- _Exercise objective_
Go through the listing below and list every line with "Madame".

- _Records provided_

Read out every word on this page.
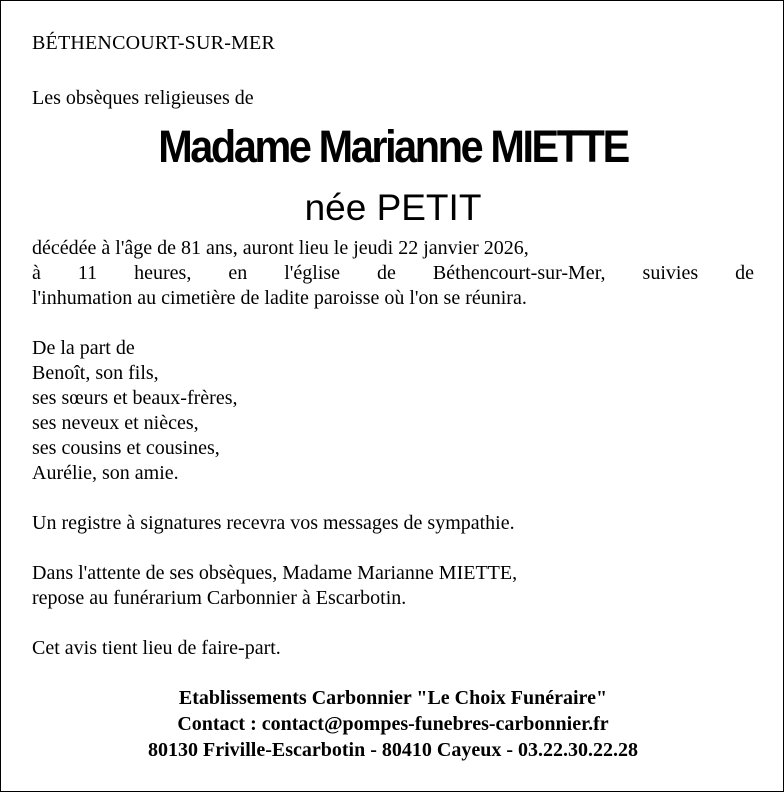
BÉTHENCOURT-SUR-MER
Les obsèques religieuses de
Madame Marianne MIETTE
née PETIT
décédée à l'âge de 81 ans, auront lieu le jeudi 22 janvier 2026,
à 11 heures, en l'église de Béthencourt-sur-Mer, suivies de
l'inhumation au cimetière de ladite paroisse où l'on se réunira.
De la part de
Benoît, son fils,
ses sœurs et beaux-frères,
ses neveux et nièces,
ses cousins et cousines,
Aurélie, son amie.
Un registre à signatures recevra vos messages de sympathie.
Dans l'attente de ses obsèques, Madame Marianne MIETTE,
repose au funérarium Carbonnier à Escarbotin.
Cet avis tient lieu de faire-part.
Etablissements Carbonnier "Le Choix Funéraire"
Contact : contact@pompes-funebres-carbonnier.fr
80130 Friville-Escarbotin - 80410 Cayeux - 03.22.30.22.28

- _Task answer_
Madame Marianne MIETTE
Dans l'attente de ses obsèques, Madame Marianne MIETTE,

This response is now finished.